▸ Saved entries
[START]

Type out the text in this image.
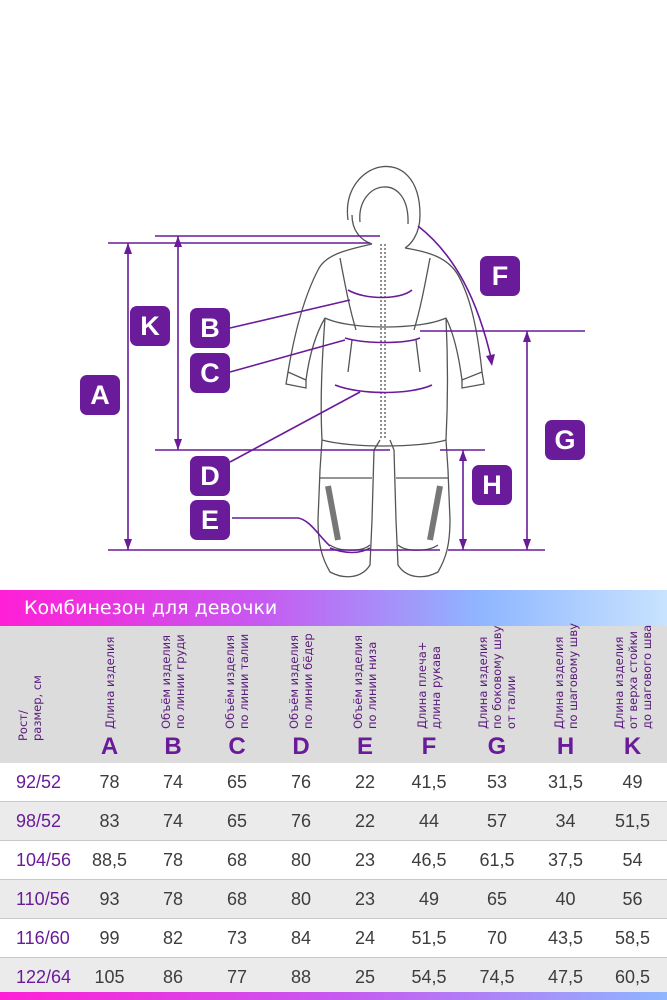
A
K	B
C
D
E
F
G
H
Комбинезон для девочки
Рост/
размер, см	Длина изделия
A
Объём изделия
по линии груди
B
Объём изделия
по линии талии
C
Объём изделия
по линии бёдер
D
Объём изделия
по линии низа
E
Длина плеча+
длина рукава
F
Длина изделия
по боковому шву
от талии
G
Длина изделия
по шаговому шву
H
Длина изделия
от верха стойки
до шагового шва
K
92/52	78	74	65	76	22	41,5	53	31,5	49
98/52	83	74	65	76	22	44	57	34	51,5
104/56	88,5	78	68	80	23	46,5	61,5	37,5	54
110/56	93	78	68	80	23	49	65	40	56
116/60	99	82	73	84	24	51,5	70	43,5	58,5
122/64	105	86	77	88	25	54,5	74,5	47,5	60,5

[END]

▸ WORK REQUIRED
Scan the material above. Copy each line that holds the word "линии".

▸ WRITTEN RESPONSE
по линии груди
по линии талии
по линии бёдер
по линии низа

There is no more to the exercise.